> [GIVEN PROBLEM] Each line that holds the word "name" counts once. Give the total number of such lines and nothing else.

(Records from a dataset)
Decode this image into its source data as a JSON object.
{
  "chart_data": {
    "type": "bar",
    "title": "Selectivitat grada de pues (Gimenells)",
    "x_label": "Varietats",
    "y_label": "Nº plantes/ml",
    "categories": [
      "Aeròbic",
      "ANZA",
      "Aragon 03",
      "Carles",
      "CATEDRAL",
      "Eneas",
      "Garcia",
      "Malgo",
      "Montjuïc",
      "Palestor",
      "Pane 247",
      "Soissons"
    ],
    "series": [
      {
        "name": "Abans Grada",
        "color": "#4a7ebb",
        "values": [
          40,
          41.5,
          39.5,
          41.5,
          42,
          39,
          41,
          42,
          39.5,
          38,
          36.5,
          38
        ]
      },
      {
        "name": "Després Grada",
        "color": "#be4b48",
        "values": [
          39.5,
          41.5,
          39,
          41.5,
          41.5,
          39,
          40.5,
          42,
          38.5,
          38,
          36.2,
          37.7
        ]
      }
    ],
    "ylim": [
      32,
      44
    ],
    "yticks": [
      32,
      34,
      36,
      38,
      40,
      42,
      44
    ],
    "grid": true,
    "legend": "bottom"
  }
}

> [EXERCISE RESULT] 2